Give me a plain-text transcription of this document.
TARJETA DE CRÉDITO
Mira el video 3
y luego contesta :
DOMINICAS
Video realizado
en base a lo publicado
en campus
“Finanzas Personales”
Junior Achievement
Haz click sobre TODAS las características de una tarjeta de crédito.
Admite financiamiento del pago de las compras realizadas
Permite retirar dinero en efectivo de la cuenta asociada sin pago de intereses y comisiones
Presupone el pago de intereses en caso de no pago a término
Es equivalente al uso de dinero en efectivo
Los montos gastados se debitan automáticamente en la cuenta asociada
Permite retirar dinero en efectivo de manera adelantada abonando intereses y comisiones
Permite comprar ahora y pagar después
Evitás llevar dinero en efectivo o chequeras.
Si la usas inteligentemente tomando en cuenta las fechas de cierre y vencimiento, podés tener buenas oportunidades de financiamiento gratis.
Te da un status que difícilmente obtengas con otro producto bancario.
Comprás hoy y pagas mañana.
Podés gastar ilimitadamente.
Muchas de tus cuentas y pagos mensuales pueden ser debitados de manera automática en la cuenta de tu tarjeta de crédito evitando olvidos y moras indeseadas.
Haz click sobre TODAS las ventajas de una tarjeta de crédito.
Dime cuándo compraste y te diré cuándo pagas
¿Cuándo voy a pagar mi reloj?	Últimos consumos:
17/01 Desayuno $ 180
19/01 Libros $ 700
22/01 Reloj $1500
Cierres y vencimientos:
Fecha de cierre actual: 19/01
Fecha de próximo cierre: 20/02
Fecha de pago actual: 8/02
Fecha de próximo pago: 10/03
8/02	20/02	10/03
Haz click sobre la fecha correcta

------------------------------------------------------------------------

■ TO DO
Copy out every line of the listing that includes the string "próximo".

■ RESULT FOR THIS EXERCISE
Fecha de próximo cierre: 20/02
Fecha de próximo pago: 10/03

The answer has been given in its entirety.